** Begin **

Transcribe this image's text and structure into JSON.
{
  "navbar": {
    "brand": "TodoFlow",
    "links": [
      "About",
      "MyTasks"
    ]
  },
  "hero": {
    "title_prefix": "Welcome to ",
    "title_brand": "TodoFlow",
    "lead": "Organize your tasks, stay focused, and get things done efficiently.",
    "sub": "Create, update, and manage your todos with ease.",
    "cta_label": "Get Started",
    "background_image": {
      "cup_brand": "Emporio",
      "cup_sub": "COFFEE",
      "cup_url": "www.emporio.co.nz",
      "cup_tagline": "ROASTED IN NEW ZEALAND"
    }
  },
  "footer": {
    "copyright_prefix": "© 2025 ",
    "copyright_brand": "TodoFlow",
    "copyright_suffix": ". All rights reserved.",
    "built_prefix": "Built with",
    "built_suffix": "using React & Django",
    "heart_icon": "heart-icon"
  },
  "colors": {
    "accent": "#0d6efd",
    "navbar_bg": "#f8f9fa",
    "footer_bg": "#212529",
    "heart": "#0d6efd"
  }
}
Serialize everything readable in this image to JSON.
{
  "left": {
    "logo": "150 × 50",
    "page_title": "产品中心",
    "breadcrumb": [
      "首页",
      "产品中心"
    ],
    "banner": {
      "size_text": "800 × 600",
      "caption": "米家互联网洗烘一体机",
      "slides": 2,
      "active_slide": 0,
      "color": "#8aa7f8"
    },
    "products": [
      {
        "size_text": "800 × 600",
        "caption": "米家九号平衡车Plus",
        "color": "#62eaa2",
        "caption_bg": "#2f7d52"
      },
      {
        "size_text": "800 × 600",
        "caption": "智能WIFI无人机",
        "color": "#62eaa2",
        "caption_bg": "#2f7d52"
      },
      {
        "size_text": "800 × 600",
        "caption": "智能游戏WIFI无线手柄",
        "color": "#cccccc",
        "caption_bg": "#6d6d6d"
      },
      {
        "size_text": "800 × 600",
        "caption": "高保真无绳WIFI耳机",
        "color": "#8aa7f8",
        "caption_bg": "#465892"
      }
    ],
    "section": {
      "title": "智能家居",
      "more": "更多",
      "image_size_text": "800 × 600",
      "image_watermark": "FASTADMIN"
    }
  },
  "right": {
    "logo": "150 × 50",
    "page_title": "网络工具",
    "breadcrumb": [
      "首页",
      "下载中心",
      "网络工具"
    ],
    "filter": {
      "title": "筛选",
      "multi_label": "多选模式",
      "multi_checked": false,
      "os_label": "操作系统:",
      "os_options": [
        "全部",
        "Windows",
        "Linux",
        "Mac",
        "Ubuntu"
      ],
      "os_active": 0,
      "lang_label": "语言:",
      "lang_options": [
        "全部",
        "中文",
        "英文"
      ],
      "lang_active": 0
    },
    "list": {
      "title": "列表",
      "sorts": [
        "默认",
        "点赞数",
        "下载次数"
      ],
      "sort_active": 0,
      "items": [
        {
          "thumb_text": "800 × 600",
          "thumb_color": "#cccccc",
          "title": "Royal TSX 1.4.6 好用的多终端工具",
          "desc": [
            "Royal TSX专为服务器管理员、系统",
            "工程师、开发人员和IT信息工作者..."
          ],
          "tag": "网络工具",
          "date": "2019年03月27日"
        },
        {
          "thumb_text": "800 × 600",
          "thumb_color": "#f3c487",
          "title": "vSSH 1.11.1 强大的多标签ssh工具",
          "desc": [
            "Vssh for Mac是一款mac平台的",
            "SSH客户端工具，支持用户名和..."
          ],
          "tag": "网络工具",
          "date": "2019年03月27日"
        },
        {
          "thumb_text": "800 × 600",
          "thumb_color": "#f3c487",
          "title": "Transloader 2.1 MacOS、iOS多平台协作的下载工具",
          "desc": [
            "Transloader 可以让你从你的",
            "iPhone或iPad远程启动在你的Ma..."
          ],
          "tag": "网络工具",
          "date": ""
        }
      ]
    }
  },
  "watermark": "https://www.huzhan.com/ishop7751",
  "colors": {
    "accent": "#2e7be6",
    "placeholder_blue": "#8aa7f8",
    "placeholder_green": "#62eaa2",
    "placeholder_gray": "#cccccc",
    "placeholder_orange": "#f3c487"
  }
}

** End **

Go through the listing and print each line exactly as it appears.

Transcribe this image's text and structure into JSON.
{
  "navbar": {
    "brand": "TodoFlow",
    "links": [
      "About",
      "MyTasks"
    ]
  },
  "hero": {
    "title_prefix": "Welcome to ",
    "title_brand": "TodoFlow",
    "lead": "Organize your tasks, stay focused, and get things done efficiently.",
    "sub": "Create, update, and manage your todos with ease.",
    "cta_label": "Get Started",
    "background_image": {
      "cup_brand": "Emporio",
      "cup_sub": "COFFEE",
      "cup_url": "www.emporio.co.nz",
      "cup_tagline": "ROASTED IN NEW ZEALAND"
    }
  },
  "footer": {
    "copyright_prefix": "© 2025 ",
    "copyright_brand": "TodoFlow",
    "copyright_suffix": ". All rights reserved.",
    "built_prefix": "Built with",
    "built_suffix": "using React & Django",
    "heart_icon": "heart-icon"
  },
  "colors": {
    "accent": "#0d6efd",
    "navbar_bg": "#f8f9fa",
    "footer_bg": "#212529",
    "heart": "#0d6efd"
  }
}
Serialize everything readable in this image to JSON.
{
  "left": {
    "logo": "150 × 50",
    "page_title": "产品中心",
    "breadcrumb": [
      "首页",
      "产品中心"
    ],
    "banner": {
      "size_text": "800 × 600",
      "caption": "米家互联网洗烘一体机",
      "slides": 2,
      "active_slide": 0,
      "color": "#8aa7f8"
    },
    "products": [
      {
        "size_text": "800 × 600",
        "caption": "米家九号平衡车Plus",
        "color": "#62eaa2",
        "caption_bg": "#2f7d52"
      },
      {
        "size_text": "800 × 600",
        "caption": "智能WIFI无人机",
        "color": "#62eaa2",
        "caption_bg": "#2f7d52"
      },
      {
        "size_text": "800 × 600",
        "caption": "智能游戏WIFI无线手柄",
        "color": "#cccccc",
        "caption_bg": "#6d6d6d"
      },
      {
        "size_text": "800 × 600",
        "caption": "高保真无绳WIFI耳机",
        "color": "#8aa7f8",
        "caption_bg": "#465892"
      }
    ],
    "section": {
      "title": "智能家居",
      "more": "更多",
      "image_size_text": "800 × 600",
      "image_watermark": "FASTADMIN"
    }
  },
  "right": {
    "logo": "150 × 50",
    "page_title": "网络工具",
    "breadcrumb": [
      "首页",
      "下载中心",
      "网络工具"
    ],
    "filter": {
      "title": "筛选",
      "multi_label": "多选模式",
      "multi_checked": false,
      "os_label": "操作系统:",
      "os_options": [
        "全部",
        "Windows",
        "Linux",
        "Mac",
        "Ubuntu"
      ],
      "os_active": 0,
      "lang_label": "语言:",
      "lang_options": [
        "全部",
        "中文",
        "英文"
      ],
      "lang_active": 0
    },
    "list": {
      "title": "列表",
      "sorts": [
        "默认",
        "点赞数",
        "下载次数"
      ],
      "sort_active": 0,
      "items": [
        {
          "thumb_text": "800 × 600",
          "thumb_color": "#cccccc",
          "title": "Royal TSX 1.4.6 好用的多终端工具",
          "desc": [
            "Royal TSX专为服务器管理员、系统",
            "工程师、开发人员和IT信息工作者..."
          ],
          "tag": "网络工具",
          "date": "2019年03月27日"
        },
        {
          "thumb_text": "800 × 600",
          "thumb_color": "#f3c487",
          "title": "vSSH 1.11.1 强大的多标签ssh工具",
          "desc": [
            "Vssh for Mac是一款mac平台的",
            "SSH客户端工具，支持用户名和..."
          ],
          "tag": "网络工具",
          "date": "2019年03月27日"
        },
        {
          "thumb_text": "800 × 600",
          "thumb_color": "#f3c487",
          "title": "Transloader 2.1 MacOS、iOS多平台协作的下载工具",
          "desc": [
            "Transloader 可以让你从你的",
            "iPhone或iPad远程启动在你的Ma..."
          ],
          "tag": "网络工具",
          "date": ""
        }
      ]
    }
  },
  "watermark": "https://www.huzhan.com/ishop7751",
  "colors": {
    "accent": "#2e7be6",
    "placeholder_blue": "#8aa7f8",
    "placeholder_green": "#62eaa2",
    "placeholder_gray": "#cccccc",
    "placeholder_orange": "#f3c487"
  }
}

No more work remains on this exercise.